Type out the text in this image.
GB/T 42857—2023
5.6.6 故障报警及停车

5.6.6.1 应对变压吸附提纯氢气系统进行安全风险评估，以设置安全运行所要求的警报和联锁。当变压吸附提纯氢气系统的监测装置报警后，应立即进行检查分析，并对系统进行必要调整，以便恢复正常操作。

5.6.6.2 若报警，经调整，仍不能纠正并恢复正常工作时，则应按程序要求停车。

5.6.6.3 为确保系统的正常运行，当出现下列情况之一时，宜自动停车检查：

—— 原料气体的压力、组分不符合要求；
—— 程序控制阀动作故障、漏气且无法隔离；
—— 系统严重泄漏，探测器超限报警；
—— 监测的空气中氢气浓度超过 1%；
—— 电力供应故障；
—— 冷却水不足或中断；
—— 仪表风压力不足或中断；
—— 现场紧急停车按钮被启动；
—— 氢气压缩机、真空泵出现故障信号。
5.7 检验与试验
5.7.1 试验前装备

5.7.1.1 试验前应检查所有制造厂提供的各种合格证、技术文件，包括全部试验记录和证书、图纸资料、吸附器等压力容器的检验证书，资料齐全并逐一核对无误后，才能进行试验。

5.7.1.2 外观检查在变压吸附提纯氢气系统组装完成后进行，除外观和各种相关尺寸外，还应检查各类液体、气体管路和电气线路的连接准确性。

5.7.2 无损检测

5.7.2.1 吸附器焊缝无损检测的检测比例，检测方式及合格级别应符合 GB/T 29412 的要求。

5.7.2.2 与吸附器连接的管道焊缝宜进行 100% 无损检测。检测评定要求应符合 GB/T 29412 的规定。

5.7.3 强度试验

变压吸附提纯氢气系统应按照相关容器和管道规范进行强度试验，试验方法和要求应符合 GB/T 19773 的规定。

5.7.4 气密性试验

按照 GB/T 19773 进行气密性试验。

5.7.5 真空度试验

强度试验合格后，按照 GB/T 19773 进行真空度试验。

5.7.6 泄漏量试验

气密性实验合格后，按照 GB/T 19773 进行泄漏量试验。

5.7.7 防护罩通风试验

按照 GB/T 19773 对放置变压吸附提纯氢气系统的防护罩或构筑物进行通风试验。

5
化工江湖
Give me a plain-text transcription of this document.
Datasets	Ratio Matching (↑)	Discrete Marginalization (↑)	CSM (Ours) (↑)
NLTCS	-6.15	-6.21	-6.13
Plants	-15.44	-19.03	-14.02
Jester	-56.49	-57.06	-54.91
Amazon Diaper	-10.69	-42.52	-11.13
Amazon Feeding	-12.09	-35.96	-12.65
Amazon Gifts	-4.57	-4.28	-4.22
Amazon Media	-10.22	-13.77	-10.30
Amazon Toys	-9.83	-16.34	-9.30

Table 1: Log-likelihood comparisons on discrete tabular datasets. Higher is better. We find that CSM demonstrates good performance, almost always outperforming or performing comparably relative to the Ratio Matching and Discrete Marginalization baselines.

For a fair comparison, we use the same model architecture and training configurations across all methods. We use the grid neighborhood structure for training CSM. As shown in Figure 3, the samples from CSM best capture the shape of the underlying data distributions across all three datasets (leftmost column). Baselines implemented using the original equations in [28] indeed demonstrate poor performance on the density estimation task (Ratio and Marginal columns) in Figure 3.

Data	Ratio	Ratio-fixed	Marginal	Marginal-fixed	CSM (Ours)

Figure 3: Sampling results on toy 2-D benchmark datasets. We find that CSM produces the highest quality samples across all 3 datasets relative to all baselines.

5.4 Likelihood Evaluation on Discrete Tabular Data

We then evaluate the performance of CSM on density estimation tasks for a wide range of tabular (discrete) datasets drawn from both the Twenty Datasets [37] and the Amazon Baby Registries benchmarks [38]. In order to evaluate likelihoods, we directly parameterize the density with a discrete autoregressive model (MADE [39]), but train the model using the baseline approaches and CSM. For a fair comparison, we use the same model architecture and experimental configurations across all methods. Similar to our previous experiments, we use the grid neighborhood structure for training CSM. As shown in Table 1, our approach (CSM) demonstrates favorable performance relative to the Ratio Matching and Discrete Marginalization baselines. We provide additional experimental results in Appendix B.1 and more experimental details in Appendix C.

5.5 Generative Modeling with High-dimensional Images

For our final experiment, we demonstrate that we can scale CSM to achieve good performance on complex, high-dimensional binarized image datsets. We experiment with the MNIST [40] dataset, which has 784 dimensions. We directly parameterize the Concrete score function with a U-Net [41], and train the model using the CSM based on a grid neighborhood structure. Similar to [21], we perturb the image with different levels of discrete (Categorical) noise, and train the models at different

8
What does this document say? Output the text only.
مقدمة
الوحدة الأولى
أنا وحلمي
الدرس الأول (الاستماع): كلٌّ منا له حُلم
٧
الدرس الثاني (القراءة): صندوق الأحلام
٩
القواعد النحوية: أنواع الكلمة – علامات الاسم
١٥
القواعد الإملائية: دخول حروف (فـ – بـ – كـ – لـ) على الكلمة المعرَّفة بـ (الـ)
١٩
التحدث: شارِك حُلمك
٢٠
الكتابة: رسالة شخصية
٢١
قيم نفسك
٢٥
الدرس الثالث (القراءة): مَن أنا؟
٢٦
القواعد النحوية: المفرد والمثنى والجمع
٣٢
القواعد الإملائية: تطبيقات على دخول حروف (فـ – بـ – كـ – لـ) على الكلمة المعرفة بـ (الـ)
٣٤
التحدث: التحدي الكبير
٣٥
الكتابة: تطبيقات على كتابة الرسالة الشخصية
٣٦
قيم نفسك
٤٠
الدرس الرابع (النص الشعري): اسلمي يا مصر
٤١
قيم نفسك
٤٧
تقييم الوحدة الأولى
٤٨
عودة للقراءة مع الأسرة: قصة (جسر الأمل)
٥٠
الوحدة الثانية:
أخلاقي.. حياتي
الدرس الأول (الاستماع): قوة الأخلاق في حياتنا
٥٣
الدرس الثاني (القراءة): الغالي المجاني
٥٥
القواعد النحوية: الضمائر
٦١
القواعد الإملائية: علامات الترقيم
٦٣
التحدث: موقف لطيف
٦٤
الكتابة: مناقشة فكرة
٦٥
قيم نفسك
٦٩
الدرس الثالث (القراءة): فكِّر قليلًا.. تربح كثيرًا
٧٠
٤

:::::

- **SET EXERCISE**
Pull out each line of the listing that holds the string "الوحدة".

- **THE OUTPUT**
الوحدة الأولى
تقييم الوحدة الأولى
الوحدة الثانية:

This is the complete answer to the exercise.